Figure data in JSON:
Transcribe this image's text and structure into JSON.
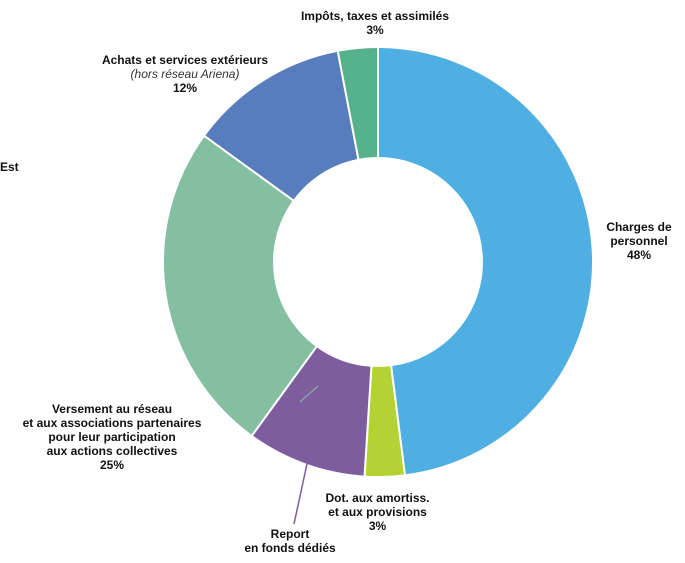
{
  "chart_data": {
    "type": "pie",
    "donut": true,
    "start_angle_deg": 0,
    "direction": "clockwise",
    "slices": [
      {
        "label": "Charges de personnel",
        "value": 48,
        "pct_text": "48%",
        "color": "#4FAEE2"
      },
      {
        "label": "Dot. aux amortiss. et aux provisions",
        "value": 3,
        "pct_text": "3%",
        "color": "#B5D234"
      },
      {
        "label": "Report en fonds dédiés",
        "value": 9,
        "pct_text": "",
        "color": "#7E5D9E"
      },
      {
        "label": "Versement au réseau et aux associations partenaires pour leur participation aux actions collectives",
        "value": 25,
        "pct_text": "25%",
        "color": "#85BFA1"
      },
      {
        "label": "Achats et services extérieurs",
        "value": 12,
        "pct_text": "12%",
        "color": "#587DBD"
      },
      {
        "label": "Impôts, taxes et assimilés",
        "value": 3,
        "pct_text": "3%",
        "color": "#55B28A"
      }
    ]
  },
  "labels": {
    "impots": {
      "line1": "Impôts, taxes et assimilés",
      "pct": "3%"
    },
    "achats": {
      "line1": "Achats et services extérieurs",
      "sub": "(hors réseau Ariena)",
      "pct": "12%"
    },
    "est": {
      "text": "Est"
    },
    "charges": {
      "line1": "Charges de",
      "line2": "personnel",
      "pct": "48%"
    },
    "versement": {
      "line1": "Versement au réseau",
      "line2": "et aux associations partenaires",
      "line3": "pour leur participation",
      "line4": "aux actions collectives",
      "pct": "25%"
    },
    "dot": {
      "line1": "Dot. aux amortiss.",
      "line2": "et aux provisions",
      "pct": "3%"
    },
    "report": {
      "line1": "Report",
      "line2": "en fonds dédiés"
    }
  }
}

**TASK TO CARRY OUT:**
Sift through the entries and copy every line with "Impôts".

**EXERCISE SOLUTION:**
        "label": "Impôts, taxes et assimilés",
      "line1": "Impôts, taxes et assimilés",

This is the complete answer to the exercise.